OBJECTIVE - Filter for the word "holder" and keep each matching line.

MATERIAL TO PROCESS -
## START
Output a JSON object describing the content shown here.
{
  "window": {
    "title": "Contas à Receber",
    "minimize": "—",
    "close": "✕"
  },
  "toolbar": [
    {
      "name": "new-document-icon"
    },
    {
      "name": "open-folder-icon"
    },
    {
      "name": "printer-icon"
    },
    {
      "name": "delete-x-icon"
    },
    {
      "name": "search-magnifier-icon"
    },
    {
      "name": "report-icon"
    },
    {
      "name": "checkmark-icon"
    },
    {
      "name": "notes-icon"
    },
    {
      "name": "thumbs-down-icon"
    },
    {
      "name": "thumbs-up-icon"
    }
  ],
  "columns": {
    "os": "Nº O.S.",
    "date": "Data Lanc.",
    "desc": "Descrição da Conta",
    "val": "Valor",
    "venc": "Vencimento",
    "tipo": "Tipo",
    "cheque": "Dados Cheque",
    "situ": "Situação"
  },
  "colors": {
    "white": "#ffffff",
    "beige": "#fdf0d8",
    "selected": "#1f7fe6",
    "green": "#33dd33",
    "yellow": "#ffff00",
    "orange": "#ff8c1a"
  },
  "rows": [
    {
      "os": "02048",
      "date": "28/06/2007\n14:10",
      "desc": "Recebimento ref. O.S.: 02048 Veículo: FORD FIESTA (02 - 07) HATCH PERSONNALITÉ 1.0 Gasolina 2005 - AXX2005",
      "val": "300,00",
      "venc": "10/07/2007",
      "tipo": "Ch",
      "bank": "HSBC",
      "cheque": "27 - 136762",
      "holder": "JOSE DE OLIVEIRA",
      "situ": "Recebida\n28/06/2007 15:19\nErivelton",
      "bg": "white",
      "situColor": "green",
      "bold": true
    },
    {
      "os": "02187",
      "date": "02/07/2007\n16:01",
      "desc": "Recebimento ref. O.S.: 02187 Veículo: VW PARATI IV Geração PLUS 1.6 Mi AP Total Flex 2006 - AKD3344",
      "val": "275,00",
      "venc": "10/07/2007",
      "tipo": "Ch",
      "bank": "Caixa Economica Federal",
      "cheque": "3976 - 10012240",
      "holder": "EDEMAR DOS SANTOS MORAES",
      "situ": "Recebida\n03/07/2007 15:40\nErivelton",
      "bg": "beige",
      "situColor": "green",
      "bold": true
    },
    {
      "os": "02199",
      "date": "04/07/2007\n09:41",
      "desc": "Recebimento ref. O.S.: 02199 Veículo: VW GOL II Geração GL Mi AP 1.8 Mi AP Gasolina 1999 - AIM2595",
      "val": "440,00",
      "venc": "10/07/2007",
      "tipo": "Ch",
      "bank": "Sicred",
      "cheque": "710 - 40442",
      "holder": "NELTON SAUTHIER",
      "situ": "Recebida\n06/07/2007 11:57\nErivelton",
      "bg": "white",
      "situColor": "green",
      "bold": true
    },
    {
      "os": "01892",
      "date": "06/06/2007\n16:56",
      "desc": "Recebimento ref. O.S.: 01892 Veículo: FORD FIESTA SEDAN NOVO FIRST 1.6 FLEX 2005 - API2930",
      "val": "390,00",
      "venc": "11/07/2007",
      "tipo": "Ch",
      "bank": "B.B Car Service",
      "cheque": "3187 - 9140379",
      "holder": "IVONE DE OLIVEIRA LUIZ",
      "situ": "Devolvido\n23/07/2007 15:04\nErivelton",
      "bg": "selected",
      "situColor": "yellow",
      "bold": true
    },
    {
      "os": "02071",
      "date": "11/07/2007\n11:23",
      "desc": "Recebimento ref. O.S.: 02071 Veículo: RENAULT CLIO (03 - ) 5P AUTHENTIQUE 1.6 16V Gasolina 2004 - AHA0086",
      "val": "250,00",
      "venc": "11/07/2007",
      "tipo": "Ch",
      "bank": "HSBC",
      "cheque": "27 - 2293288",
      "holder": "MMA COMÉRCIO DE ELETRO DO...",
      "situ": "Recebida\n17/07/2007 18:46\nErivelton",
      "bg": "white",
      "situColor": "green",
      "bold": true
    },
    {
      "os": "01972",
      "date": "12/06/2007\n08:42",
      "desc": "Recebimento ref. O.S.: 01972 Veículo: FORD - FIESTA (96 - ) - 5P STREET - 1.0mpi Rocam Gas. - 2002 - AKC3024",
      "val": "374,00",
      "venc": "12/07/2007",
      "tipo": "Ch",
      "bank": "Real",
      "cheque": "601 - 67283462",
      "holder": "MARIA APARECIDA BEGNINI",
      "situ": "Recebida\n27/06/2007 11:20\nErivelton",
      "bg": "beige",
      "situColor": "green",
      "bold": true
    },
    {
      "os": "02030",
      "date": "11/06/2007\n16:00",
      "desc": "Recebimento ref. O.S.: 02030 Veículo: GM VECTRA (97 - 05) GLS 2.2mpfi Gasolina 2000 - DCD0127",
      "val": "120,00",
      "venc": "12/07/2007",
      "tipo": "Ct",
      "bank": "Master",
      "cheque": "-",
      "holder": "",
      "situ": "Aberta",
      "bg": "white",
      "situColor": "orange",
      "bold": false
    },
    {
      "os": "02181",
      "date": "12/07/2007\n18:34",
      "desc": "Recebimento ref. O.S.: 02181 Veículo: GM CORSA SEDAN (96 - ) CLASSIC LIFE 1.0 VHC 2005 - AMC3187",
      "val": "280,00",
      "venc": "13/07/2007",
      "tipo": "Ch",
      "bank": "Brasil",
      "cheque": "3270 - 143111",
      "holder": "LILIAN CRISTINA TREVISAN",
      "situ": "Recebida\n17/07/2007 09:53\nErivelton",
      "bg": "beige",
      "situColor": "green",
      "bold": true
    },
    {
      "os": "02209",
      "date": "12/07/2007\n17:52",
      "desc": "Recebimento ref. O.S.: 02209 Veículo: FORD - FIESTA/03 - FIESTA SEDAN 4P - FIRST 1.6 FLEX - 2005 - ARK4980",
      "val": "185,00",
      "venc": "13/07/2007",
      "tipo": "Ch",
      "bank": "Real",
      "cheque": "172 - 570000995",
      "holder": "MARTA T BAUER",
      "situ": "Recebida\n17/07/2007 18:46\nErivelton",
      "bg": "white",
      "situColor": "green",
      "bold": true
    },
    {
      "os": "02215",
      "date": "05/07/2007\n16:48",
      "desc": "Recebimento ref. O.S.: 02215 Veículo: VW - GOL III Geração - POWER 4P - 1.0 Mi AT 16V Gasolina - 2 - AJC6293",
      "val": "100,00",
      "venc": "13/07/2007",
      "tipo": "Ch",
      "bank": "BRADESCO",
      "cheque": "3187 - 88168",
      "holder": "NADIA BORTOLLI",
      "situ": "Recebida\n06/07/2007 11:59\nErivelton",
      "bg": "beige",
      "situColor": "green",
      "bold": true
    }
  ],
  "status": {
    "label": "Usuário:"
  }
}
## END
REPLY -
      "holder": "JOSE DE OLIVEIRA",
      "holder": "EDEMAR DOS SANTOS MORAES",
      "holder": "NELTON SAUTHIER",
      "holder": "IVONE DE OLIVEIRA LUIZ",
      "holder": "MMA COMÉRCIO DE ELETRO DO...",
      "holder": "MARIA APARECIDA BEGNINI",
      "holder": "",
      "holder": "LILIAN CRISTINA TREVISAN",
      "holder": "MARTA T BAUER",
      "holder": "NADIA BORTOLLI",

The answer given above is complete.